>> Start Information shown
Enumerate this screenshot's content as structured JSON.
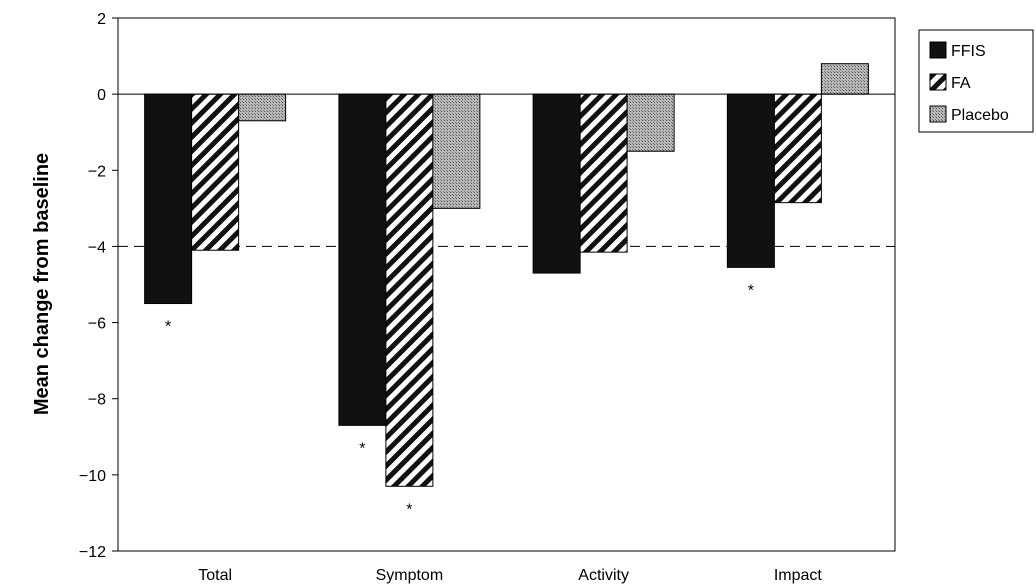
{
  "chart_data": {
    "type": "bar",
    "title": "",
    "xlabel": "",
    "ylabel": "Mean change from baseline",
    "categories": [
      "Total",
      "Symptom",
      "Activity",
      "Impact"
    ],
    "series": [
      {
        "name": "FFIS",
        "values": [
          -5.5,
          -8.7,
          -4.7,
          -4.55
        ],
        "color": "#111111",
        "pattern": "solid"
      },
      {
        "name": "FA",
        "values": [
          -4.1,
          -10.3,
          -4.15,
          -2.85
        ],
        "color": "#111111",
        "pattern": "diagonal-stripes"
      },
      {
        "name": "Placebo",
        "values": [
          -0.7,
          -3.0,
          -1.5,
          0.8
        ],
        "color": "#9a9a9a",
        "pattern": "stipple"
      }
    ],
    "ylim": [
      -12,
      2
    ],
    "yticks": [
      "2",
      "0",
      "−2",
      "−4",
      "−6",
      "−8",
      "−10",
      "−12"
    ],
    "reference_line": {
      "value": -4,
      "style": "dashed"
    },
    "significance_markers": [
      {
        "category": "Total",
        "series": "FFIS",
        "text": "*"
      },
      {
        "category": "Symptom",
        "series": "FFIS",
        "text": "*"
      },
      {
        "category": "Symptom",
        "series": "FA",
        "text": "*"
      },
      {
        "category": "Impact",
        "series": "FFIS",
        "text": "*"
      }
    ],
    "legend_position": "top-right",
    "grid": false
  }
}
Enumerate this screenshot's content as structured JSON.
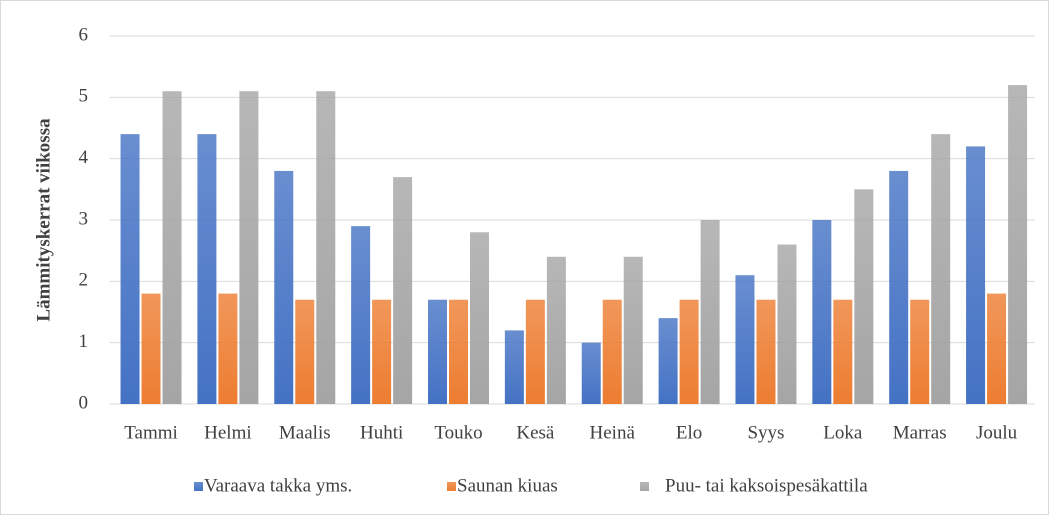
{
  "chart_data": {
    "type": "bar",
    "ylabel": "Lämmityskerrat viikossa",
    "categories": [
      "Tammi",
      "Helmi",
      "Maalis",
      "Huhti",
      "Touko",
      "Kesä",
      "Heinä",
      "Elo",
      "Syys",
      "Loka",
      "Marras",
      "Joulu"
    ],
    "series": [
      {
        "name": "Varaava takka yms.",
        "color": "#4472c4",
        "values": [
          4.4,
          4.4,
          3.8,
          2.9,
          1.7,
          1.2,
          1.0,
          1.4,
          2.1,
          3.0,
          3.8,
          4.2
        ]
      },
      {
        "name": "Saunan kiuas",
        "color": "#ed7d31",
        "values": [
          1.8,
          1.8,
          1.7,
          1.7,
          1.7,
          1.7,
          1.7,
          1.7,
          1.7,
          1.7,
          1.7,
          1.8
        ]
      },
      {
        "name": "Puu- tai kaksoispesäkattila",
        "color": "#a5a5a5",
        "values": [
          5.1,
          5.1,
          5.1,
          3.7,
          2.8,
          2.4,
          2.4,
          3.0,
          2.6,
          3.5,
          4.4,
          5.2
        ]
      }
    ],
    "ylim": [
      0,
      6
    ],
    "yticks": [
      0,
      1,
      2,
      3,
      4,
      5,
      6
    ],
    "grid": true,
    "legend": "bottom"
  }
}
>> End Information shown
▶ _What you will do_
Pictures stay out; repeat all the rest of the records exactly.

▶ _Expected output_
Enumerate this screenshot's content as structured JSON.
{
  "chart_data": {
    "type": "bar",
    "title": "",
    "xlabel": "",
    "ylabel": "Mean change from baseline",
    "categories": [
      "Total",
      "Symptom",
      "Activity",
      "Impact"
    ],
    "series": [
      {
        "name": "FFIS",
        "values": [
          -5.5,
          -8.7,
          -4.7,
          -4.55
        ],
        "color": "#111111",
        "pattern": "solid"
      },
      {
        "name": "FA",
        "values": [
          -4.1,
          -10.3,
          -4.15,
          -2.85
        ],
        "color": "#111111",
        "pattern": "diagonal-stripes"
      },
      {
        "name": "Placebo",
        "values": [
          -0.7,
          -3.0,
          -1.5,
          0.8
        ],
        "color": "#9a9a9a",
        "pattern": "stipple"
      }
    ],
    "ylim": [
      -12,
      2
    ],
    "yticks": [
      "2",
      "0",
      "−2",
      "−4",
      "−6",
      "−8",
      "−10",
      "−12"
    ],
    "reference_line": {
      "value": -4,
      "style": "dashed"
    },
    "significance_markers": [
      {
        "category": "Total",
        "series": "FFIS",
        "text": "*"
      },
      {
        "category": "Symptom",
        "series": "FFIS",
        "text": "*"
      },
      {
        "category": "Symptom",
        "series": "FA",
        "text": "*"
      },
      {
        "category": "Impact",
        "series": "FFIS",
        "text": "*"
      }
    ],
    "legend_position": "top-right",
    "grid": false
  }
}
Enumerate this screenshot's content as structured JSON.
{
  "chart_data": {
    "type": "bar",
    "ylabel": "Lämmityskerrat viikossa",
    "categories": [
      "Tammi",
      "Helmi",
      "Maalis",
      "Huhti",
      "Touko",
      "Kesä",
      "Heinä",
      "Elo",
      "Syys",
      "Loka",
      "Marras",
      "Joulu"
    ],
    "series": [
      {
        "name": "Varaava takka yms.",
        "color": "#4472c4",
        "values": [
          4.4,
          4.4,
          3.8,
          2.9,
          1.7,
          1.2,
          1.0,
          1.4,
          2.1,
          3.0,
          3.8,
          4.2
        ]
      },
      {
        "name": "Saunan kiuas",
        "color": "#ed7d31",
        "values": [
          1.8,
          1.8,
          1.7,
          1.7,
          1.7,
          1.7,
          1.7,
          1.7,
          1.7,
          1.7,
          1.7,
          1.8
        ]
      },
      {
        "name": "Puu- tai kaksoispesäkattila",
        "color": "#a5a5a5",
        "values": [
          5.1,
          5.1,
          5.1,
          3.7,
          2.8,
          2.4,
          2.4,
          3.0,
          2.6,
          3.5,
          4.4,
          5.2
        ]
      }
    ],
    "ylim": [
      0,
      6
    ],
    "yticks": [
      0,
      1,
      2,
      3,
      4,
      5,
      6
    ],
    "grid": true,
    "legend": "bottom"
  }
}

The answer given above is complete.